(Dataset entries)

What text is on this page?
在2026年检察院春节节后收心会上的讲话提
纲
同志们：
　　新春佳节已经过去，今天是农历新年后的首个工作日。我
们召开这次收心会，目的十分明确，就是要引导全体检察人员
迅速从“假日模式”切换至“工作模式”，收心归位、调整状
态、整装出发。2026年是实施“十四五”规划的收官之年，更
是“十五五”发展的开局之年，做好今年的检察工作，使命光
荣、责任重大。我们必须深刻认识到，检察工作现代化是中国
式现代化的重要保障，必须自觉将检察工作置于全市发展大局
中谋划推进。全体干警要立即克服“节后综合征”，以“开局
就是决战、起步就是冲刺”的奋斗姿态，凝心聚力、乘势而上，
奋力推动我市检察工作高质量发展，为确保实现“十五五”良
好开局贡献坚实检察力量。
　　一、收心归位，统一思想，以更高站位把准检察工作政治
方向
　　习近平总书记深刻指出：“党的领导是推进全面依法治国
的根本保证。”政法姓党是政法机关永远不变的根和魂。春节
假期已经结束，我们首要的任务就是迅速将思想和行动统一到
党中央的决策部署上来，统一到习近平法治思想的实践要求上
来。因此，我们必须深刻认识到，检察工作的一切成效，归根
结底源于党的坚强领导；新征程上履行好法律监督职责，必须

● **GOAL**
Copy the records above exactly as they appear.

● **OUTPUT FOR THIS TASK**
What text is on this page?
在2026年检察院春节节后收心会上的讲话提
纲
同志们：
　　新春佳节已经过去，今天是农历新年后的首个工作日。我
们召开这次收心会，目的十分明确，就是要引导全体检察人员
迅速从“假日模式”切换至“工作模式”，收心归位、调整状
态、整装出发。2026年是实施“十四五”规划的收官之年，更
是“十五五”发展的开局之年，做好今年的检察工作，使命光
荣、责任重大。我们必须深刻认识到，检察工作现代化是中国
式现代化的重要保障，必须自觉将检察工作置于全市发展大局
中谋划推进。全体干警要立即克服“节后综合征”，以“开局
就是决战、起步就是冲刺”的奋斗姿态，凝心聚力、乘势而上，
奋力推动我市检察工作高质量发展，为确保实现“十五五”良
好开局贡献坚实检察力量。
　　一、收心归位，统一思想，以更高站位把准检察工作政治
方向
　　习近平总书记深刻指出：“党的领导是推进全面依法治国
的根本保证。”政法姓党是政法机关永远不变的根和魂。春节
假期已经结束，我们首要的任务就是迅速将思想和行动统一到
党中央的决策部署上来，统一到习近平法治思想的实践要求上
来。因此，我们必须深刻认识到，检察工作的一切成效，归根
结底源于党的坚强领导；新征程上履行好法律监督职责，必须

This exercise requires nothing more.